▶ _Items_
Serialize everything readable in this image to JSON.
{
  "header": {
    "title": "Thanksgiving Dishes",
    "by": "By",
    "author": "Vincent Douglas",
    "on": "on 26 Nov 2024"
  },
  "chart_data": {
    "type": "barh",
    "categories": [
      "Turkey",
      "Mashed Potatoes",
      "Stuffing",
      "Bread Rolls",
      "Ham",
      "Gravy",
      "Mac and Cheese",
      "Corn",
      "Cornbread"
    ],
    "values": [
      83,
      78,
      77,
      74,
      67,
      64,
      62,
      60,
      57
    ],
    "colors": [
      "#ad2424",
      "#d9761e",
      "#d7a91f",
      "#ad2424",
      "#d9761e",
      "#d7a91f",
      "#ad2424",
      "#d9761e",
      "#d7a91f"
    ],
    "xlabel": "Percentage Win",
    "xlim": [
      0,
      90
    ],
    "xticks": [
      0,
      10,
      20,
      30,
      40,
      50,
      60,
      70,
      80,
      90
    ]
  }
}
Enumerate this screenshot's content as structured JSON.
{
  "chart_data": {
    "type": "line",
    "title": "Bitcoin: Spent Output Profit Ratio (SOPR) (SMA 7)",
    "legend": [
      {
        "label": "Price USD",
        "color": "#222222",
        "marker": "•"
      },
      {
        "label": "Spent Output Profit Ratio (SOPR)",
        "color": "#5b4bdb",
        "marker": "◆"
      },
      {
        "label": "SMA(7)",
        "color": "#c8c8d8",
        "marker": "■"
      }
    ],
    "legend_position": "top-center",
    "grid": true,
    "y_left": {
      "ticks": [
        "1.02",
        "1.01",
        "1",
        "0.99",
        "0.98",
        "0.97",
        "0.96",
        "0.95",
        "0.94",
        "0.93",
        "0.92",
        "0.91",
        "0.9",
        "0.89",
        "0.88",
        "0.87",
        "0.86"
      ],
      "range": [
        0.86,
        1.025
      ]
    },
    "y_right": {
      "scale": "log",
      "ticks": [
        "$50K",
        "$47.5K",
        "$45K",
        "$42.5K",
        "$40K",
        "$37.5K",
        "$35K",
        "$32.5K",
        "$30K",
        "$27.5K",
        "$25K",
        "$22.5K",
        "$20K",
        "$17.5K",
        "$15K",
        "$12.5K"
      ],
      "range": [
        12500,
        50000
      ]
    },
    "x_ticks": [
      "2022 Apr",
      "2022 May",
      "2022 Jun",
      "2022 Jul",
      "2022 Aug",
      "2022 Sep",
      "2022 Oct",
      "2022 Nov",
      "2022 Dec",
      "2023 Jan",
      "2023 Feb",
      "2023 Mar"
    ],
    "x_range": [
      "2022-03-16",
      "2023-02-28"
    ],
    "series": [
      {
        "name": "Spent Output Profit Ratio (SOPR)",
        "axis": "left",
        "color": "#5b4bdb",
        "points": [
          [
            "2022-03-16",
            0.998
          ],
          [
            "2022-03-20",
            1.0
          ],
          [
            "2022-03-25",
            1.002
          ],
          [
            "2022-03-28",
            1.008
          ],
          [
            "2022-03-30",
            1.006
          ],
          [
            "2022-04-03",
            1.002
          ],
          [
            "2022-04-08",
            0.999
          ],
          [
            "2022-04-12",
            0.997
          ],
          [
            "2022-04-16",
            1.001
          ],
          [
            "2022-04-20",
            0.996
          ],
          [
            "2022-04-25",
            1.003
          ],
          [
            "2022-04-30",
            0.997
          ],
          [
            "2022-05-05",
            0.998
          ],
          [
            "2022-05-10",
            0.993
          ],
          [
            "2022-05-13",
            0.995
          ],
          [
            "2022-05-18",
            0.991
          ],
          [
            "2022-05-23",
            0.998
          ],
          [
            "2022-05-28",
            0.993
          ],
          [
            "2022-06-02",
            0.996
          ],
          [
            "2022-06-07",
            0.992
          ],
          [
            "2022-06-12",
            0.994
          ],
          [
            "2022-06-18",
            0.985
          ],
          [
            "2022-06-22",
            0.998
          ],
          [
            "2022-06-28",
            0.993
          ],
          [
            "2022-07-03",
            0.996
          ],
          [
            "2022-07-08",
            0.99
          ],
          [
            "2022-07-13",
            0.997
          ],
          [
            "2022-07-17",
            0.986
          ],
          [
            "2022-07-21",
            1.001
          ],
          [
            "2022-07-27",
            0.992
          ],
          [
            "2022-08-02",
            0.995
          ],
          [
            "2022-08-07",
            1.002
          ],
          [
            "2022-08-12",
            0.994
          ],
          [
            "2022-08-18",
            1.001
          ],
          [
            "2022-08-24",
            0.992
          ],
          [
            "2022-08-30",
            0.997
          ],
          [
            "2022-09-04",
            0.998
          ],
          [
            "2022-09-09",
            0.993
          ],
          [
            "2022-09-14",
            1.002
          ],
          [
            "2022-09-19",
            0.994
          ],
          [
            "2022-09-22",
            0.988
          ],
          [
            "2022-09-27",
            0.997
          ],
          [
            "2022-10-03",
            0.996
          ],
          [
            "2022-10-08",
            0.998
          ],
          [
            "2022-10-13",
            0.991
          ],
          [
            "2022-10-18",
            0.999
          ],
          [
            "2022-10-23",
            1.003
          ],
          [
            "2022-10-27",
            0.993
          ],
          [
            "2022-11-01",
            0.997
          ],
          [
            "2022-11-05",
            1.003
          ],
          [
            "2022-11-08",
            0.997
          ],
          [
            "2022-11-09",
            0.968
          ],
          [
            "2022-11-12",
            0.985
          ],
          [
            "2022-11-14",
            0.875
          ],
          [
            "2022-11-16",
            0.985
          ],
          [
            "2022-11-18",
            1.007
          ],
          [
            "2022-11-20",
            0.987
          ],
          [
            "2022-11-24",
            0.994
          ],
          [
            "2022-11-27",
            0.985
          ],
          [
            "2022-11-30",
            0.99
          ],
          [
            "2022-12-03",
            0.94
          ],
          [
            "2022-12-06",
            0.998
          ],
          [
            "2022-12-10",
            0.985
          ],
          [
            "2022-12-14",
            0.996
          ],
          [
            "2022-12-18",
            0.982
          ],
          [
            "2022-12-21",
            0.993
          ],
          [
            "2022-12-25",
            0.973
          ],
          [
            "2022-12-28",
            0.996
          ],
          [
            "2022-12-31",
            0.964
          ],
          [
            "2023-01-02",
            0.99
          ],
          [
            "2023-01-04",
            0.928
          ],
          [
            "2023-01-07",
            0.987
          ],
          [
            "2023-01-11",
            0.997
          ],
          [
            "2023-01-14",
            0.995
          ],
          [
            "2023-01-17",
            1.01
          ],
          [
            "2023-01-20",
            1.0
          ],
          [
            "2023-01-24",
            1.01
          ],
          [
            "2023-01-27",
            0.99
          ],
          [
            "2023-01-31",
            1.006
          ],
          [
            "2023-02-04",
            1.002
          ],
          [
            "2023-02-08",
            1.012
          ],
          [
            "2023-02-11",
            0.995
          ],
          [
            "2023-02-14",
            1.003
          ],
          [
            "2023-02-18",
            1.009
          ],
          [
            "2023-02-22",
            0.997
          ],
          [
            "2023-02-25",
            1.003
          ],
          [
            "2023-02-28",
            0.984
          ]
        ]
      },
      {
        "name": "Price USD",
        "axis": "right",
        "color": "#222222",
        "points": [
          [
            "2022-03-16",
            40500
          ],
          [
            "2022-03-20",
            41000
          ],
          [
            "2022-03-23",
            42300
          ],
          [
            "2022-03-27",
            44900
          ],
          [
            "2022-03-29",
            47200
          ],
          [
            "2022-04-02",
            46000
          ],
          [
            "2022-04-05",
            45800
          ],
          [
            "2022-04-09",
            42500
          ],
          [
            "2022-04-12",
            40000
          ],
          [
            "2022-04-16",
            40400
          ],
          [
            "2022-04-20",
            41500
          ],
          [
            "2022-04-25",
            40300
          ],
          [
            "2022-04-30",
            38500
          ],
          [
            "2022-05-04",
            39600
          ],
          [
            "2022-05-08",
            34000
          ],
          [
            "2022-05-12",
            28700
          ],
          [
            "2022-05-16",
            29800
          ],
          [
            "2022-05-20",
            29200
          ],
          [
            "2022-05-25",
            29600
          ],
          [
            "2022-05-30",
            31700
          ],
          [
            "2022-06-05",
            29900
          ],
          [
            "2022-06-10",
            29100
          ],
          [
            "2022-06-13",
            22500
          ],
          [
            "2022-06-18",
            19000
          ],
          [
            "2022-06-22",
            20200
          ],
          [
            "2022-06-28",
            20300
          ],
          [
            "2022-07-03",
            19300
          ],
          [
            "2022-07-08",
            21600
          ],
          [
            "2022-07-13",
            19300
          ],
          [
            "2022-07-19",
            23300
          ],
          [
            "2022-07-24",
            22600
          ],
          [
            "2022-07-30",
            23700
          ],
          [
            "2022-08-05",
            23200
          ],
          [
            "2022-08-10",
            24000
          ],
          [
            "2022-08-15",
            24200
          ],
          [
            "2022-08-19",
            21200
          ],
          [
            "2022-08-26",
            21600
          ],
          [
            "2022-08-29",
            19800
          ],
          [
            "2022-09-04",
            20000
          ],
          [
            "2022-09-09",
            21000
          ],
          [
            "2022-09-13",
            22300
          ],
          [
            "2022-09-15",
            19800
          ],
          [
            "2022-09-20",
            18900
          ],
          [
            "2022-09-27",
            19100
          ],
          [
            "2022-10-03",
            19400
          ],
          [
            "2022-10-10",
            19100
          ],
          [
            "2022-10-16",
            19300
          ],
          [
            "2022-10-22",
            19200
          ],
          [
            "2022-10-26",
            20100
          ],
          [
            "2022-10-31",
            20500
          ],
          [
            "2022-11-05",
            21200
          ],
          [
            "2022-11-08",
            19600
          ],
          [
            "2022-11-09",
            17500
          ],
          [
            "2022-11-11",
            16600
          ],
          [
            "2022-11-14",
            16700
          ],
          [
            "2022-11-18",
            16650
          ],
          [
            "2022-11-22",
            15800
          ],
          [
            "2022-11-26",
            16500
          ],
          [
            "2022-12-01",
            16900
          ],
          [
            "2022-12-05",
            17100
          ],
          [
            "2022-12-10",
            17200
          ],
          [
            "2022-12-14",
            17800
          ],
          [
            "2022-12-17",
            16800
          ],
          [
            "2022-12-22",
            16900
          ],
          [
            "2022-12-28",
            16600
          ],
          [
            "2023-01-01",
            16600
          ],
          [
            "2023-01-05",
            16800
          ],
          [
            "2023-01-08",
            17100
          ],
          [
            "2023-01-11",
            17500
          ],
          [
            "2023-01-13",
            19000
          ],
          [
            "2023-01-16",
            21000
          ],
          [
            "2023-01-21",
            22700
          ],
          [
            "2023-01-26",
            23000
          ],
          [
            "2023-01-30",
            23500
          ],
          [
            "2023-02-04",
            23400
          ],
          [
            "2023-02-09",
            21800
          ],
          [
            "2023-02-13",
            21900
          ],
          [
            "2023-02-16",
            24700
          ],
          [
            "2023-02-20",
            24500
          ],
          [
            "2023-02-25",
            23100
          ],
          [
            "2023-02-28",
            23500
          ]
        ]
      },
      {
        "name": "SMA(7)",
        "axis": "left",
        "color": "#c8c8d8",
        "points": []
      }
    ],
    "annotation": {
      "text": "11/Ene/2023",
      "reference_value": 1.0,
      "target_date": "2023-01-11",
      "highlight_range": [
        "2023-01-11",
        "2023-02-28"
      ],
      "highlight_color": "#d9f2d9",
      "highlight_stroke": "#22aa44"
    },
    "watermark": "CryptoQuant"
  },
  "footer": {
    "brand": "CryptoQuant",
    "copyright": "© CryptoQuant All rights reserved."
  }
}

▶ _Aim_
Give the count of lines that hold the word "CryptoQuant", with nothing added.

▶ _Answer to the problem_
3